Dataset items
* * * *

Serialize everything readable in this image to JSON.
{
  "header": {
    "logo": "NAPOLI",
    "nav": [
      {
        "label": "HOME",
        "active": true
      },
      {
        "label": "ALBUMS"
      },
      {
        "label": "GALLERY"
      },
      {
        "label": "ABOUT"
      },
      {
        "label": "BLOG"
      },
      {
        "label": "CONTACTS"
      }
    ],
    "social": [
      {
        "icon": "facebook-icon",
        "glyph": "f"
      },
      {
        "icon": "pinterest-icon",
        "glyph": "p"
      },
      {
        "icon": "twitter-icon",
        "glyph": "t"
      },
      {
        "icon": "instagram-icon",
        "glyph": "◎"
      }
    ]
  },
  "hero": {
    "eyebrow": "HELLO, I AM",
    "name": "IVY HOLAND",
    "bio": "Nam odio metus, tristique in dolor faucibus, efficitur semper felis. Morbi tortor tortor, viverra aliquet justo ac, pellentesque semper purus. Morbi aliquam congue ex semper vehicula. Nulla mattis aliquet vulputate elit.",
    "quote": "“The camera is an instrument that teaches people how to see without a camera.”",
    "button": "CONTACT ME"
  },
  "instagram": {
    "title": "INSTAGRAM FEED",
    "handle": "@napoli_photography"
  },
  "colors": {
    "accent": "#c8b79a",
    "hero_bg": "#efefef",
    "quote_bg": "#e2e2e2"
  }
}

* * * *

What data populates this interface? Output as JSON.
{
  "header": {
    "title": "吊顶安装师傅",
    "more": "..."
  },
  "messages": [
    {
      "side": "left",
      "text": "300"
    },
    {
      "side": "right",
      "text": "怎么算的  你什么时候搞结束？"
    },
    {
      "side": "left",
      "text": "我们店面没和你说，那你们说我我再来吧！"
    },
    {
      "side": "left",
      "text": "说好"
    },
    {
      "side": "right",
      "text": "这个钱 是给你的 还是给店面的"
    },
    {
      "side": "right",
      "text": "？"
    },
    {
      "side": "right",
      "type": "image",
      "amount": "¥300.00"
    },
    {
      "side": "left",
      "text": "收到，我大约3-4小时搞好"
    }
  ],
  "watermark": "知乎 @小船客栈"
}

* * * *

_Exercise objective_: Where a line holds "text", copy it out.

_Result_:
      "text": "300"
      "text": "怎么算的  你什么时候搞结束？"
      "text": "我们店面没和你说，那你们说我我再来吧！"
      "text": "说好"
      "text": "这个钱 是给你的 还是给店面的"
      "text": "？"
      "text": "收到，我大约3-4小时搞好"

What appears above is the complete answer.